▸ **LESETEXT**
'''

Entscheidung über Aufstockung des Hyundai-Anteils noch offen
Daimler-Chrysler sieht steigende Zahl an Autoverkäufen

Laut Daimler-Chrysler-Vorstandsmitglied Jürgen Hubbert gibt es ein weltweite Belebung der Automobilmärkte.

HB TOKIO. Zeichen einer Verbesserung zeigten sich vor allem in den USA und auf einigen anderen Märkten, sagte Daimler-Chrysler- Vorstandsmitglied Jürgen Hubbert am Mittwoch auf der Tokio Motorshow. „Die offene Frage ist weiterhin der deutsche Markt.“ In Deutschland hänge viel von den Reformdiskussionen in den nächsten Wochen ab. Es könne sein, dass der Absatz in Deutschland im Gesamtjahr leicht unter den Vorjahreszahlen liege, er bleibe aber bei der Aussage, dass sich Umsatz und operatives Ergebnis auf Vorjahresniveau bewegen werde.

Zufrieden ist man bei der Mercedes-Gruppe mit der Entwicklung in Japan. Man habe in diesem Jahr bereits über 30 000 Autos verkauft und rechne mit einem Absatz von 40 000 Fahrzeugen. Dies sei leicht mehr als im Vorjahr. Mercedes-Benz ist hinter Volkswagen der zweitgrößte ausländische Autoanbieter in Japan. Sehr zufrieden sei man mit dem Verkauf der Luxuslimousine Maybach in dem Markt.

Die Langversion Maybach 62 wird auf der Tokio Motorshow erstmals gezeigt. Asien-Premiere hat auch der Sportwagen SLR McLaren. Als Weltpremiere soll das Forschungsfahrzeug F 500 Mind einen Ausblick auf Autotechnologien der Zukunft geben. Diese reichen vom Nachtsichtsystem mit Infrarot-Laser-Scheinwerfern über variable Türöffnungskonzepte bis hin zu elektronischen Pedalen für Gas und Bremse.

'''

▸ **ZU PRÜFENDE DATEN**

'''

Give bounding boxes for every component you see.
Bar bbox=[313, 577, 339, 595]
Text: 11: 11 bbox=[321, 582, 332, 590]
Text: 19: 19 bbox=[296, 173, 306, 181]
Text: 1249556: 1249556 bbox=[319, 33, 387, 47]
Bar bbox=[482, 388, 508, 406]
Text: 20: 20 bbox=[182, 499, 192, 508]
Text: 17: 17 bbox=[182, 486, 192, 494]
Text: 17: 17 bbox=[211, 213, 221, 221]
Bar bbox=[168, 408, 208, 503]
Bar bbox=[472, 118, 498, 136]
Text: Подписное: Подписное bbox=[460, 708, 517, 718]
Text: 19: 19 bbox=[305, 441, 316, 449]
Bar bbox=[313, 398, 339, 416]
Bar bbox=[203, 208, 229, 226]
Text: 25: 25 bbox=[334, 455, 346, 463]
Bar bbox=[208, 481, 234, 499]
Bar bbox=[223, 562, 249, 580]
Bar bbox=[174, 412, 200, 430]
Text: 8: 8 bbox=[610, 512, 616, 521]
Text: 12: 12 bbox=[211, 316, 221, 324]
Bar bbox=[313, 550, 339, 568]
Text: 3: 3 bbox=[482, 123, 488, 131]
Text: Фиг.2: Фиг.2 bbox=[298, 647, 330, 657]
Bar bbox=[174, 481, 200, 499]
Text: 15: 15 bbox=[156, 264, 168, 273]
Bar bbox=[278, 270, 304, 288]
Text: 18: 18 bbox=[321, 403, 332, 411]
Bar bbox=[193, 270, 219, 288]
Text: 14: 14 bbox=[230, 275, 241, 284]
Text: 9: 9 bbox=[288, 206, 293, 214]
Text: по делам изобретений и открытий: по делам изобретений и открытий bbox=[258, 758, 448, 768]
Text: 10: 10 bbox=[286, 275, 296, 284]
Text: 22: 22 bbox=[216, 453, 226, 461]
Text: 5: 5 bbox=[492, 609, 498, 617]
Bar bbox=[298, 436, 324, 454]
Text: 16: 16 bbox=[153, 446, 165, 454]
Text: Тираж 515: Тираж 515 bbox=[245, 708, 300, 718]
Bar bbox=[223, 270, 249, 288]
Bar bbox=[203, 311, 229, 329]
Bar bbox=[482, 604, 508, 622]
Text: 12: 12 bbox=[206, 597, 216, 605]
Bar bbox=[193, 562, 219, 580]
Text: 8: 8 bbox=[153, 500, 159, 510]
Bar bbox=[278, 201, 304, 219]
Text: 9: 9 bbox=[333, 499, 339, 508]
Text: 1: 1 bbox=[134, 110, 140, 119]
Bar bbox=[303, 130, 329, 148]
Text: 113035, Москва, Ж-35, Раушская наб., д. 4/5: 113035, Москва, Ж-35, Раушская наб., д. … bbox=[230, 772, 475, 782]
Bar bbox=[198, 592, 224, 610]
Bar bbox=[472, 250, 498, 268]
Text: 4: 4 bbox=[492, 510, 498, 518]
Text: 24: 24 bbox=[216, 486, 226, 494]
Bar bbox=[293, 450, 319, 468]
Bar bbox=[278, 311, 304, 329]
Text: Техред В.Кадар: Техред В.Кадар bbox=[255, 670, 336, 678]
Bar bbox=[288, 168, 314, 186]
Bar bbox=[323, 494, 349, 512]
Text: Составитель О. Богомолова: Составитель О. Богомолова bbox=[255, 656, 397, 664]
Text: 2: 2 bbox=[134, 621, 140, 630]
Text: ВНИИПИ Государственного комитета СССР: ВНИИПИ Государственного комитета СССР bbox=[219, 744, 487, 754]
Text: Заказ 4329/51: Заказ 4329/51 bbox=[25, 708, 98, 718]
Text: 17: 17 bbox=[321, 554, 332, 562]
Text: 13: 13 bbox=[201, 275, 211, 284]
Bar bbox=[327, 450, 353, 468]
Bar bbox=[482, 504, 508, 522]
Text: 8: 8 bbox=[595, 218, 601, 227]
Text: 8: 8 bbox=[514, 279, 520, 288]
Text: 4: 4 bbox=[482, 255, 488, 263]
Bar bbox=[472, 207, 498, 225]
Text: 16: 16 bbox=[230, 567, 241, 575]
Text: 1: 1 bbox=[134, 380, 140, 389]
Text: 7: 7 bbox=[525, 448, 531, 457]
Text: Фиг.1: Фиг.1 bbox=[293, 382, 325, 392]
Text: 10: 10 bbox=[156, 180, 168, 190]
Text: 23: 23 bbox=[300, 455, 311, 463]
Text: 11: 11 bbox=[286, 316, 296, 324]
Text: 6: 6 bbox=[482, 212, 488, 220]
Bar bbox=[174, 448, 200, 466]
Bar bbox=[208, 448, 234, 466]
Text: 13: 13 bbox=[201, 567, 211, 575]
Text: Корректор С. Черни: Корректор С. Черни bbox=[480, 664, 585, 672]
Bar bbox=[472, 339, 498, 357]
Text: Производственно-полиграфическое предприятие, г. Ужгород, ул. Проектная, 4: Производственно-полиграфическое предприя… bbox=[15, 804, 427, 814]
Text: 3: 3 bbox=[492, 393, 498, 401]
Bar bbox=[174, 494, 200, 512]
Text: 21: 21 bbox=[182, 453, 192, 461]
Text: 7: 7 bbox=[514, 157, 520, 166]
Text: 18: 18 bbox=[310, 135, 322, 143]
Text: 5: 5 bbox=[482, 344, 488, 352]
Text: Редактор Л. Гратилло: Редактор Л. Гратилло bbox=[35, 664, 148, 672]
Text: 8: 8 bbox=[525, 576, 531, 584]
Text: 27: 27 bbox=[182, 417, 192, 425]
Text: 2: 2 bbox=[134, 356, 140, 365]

'''

▸ **AUFGABENZIEL**
Schreiben Sie aus dem Artikel über Daimler-Chrysler den Abschnitt wortgetreu ab, der bei den Worten „Entscheidung über Aufstockung“ anfängt und nach den Worten „Belebung der Automobilmärkte.“ aufhört.

▸ **SCHRIFTLICHE ANTWORT**
Entscheidung über Aufstockung des Hyundai-Anteils noch offen
Daimler-Chrysler sieht steigende Zahl an Autoverkäufen

Laut Daimler-Chrysler-Vorstandsmitglied Jürgen Hubbert gibt es ein weltweite Belebung der Automobilmärkte.